— BEGIN —

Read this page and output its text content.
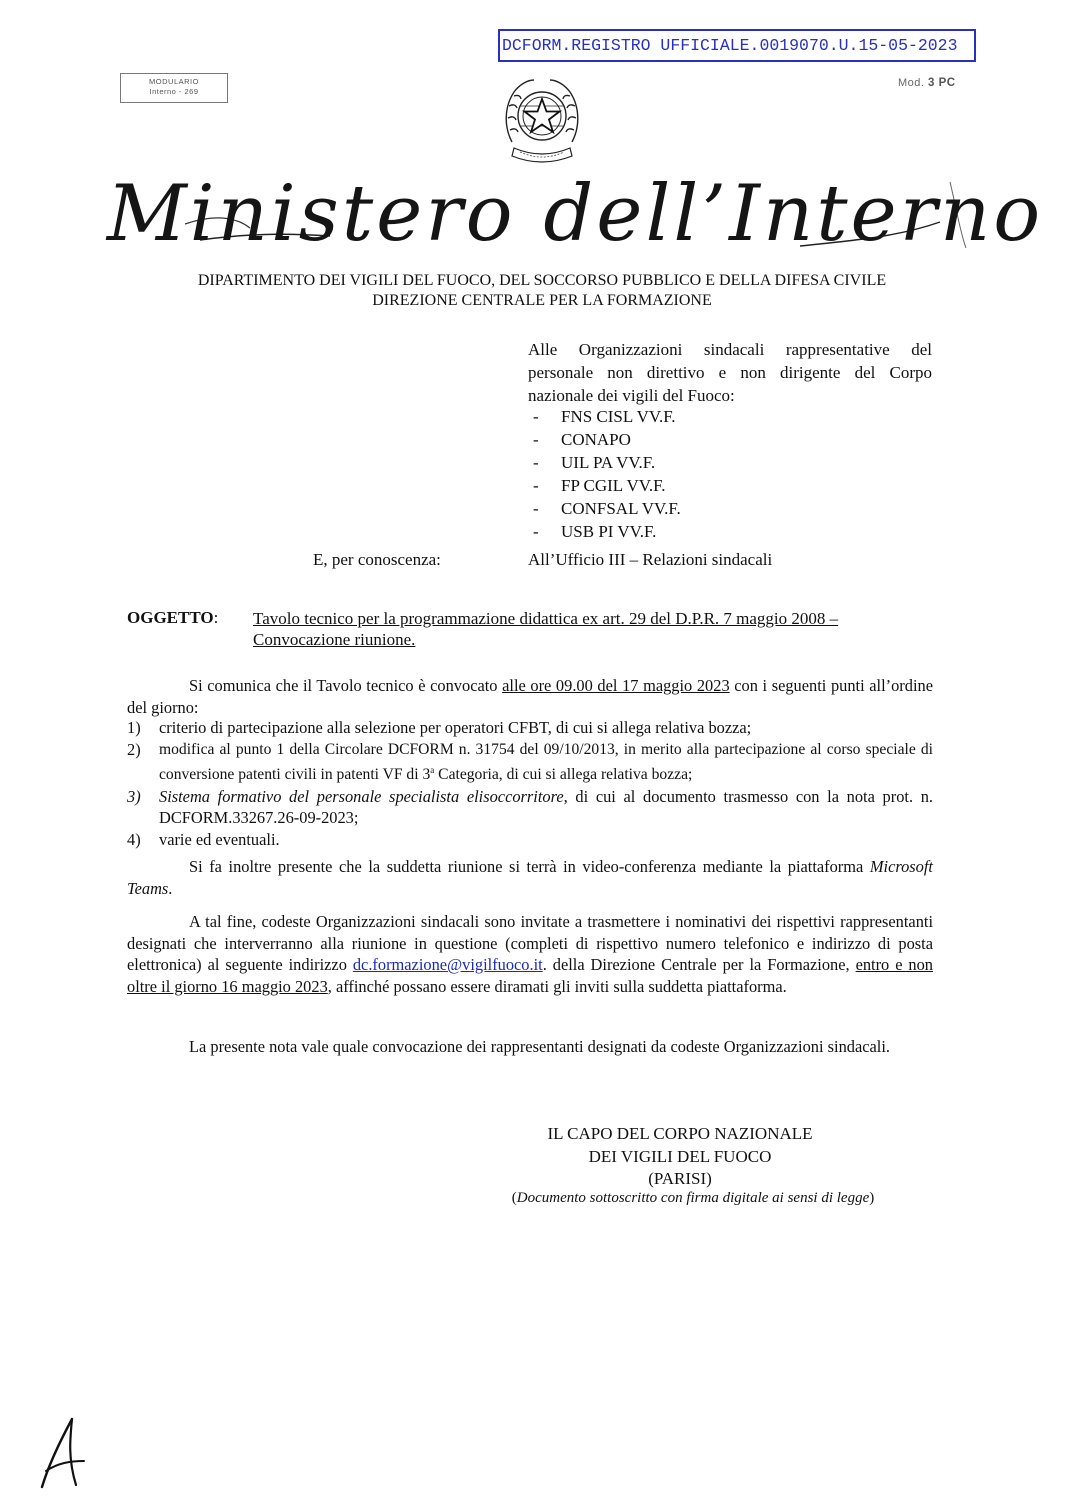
DCFORM.REGISTRO UFFICIALE.0019070.U.15-05-2023
MODULARIO
Interno - 269
Mod. 3 PC
Ministero dell’Interno
DIPARTIMENTO DEI VIGILI DEL FUOCO, DEL SOCCORSO PUBBLICO E DELLA DIFESA CIVILE
DIREZIONE CENTRALE PER LA FORMAZIONE
Alle Organizzazioni sindacali rappresentative del personale non direttivo e non dirigente del Corpo nazionale dei vigili del Fuoco:
- FNS CISL VV.F.
- CONAPO
- UIL PA VV.F.
- FP CGIL VV.F.
- CONFSAL VV.F.
- USB PI VV.F.
E, per conoscenza:	All’Ufficio III – Relazioni sindacali
OGGETTO: Tavolo tecnico per la programmazione didattica ex art. 29 del D.P.R. 7 maggio 2008 –
Convocazione riunione.
Si comunica che il Tavolo tecnico è convocato alle ore 09.00 del 17 maggio 2023 con i seguenti punti all’ordine del giorno:
1) criterio di partecipazione alla selezione per operatori CFBT, di cui si allega relativa bozza;
2) modifica al punto 1 della Circolare DCFORM n. 31754 del 09/10/2013, in merito alla partecipazione al corso speciale di conversione patenti civili in patenti VF di 3$^a$ Categoria, di cui si allega relativa bozza;
3) Sistema formativo del personale specialista elisoccorritore, di cui al documento trasmesso con la nota prot. n. DCFORM.33267.26-09-2023;
4) varie ed eventuali.
Si fa inoltre presente che la suddetta riunione si terrà in video-conferenza mediante la piattaforma Microsoft Teams.
A tal fine, codeste Organizzazioni sindacali sono invitate a trasmettere i nominativi dei rispettivi rappresentanti designati che interverranno alla riunione in questione (completi di rispettivo numero telefonico e indirizzo di posta elettronica) al seguente indirizzo dc.formazione@vigilfuoco.it. della Direzione Centrale per la Formazione, entro e non oltre il giorno 16 maggio 2023, affinché possano essere diramati gli inviti sulla suddetta piattaforma.
La presente nota vale quale convocazione dei rappresentanti designati da codeste Organizzazioni sindacali.
IL CAPO DEL CORPO NAZIONALE
DEI VIGILI DEL FUOCO
(PARISI)
(Documento sottoscritto con firma digitale ai sensi di legge)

— END —

> **WHAT TO DO**
Pick out, from the lines above, every one that contains the string "nota".

> **THE ANSWER**
3) Sistema formativo del personale specialista elisoccorritore, di cui al documento trasmesso con la nota prot. n. DCFORM.33267.26-09-2023;
La presente nota vale quale convocazione dei rappresentanti designati da codeste Organizzazioni sindacali.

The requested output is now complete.